▶ WHAT YOU WILL DO: Your task is to repeat the listing exactly.

——————————

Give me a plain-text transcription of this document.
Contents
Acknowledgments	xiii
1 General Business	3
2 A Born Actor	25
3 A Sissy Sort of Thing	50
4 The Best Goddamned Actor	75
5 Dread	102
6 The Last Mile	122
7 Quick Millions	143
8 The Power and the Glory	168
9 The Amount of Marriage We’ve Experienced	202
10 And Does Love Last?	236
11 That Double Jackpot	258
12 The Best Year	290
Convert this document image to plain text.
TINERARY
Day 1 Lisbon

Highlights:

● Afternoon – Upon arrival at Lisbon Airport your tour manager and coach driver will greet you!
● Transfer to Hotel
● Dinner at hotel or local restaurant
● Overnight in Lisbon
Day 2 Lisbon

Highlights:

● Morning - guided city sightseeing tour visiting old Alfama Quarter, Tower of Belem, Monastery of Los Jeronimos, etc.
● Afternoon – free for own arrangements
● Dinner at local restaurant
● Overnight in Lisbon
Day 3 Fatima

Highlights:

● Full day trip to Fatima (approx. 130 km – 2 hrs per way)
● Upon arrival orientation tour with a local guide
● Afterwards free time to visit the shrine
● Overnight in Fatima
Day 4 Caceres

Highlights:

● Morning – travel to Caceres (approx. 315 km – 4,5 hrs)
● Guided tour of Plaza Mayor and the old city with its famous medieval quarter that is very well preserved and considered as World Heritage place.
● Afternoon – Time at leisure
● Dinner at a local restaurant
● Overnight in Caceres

——————————

▶ RESULT OF THIS EXERCISE:
Give me a plain-text transcription of this document.
Contents
Acknowledgments	xiii
1 General Business	3
2 A Born Actor	25
3 A Sissy Sort of Thing	50
4 The Best Goddamned Actor	75
5 Dread	102
6 The Last Mile	122
7 Quick Millions	143
8 The Power and the Glory	168
9 The Amount of Marriage We’ve Experienced	202
10 And Does Love Last?	236
11 That Double Jackpot	258
12 The Best Year	290
Convert this document image to plain text.
TINERARY
Day 1 Lisbon

Highlights:

● Afternoon – Upon arrival at Lisbon Airport your tour manager and coach driver will greet you!
● Transfer to Hotel
● Dinner at hotel or local restaurant
● Overnight in Lisbon
Day 2 Lisbon

Highlights:

● Morning - guided city sightseeing tour visiting old Alfama Quarter, Tower of Belem, Monastery of Los Jeronimos, etc.
● Afternoon – free for own arrangements
● Dinner at local restaurant
● Overnight in Lisbon
Day 3 Fatima

Highlights:

● Full day trip to Fatima (approx. 130 km – 2 hrs per way)
● Upon arrival orientation tour with a local guide
● Afterwards free time to visit the shrine
● Overnight in Fatima
Day 4 Caceres

Highlights:

● Morning – travel to Caceres (approx. 315 km – 4,5 hrs)
● Guided tour of Plaza Mayor and the old city with its famous medieval quarter that is very well preserved and considered as World Heritage place.
● Afternoon – Time at leisure
● Dinner at a local restaurant
● Overnight in Caceres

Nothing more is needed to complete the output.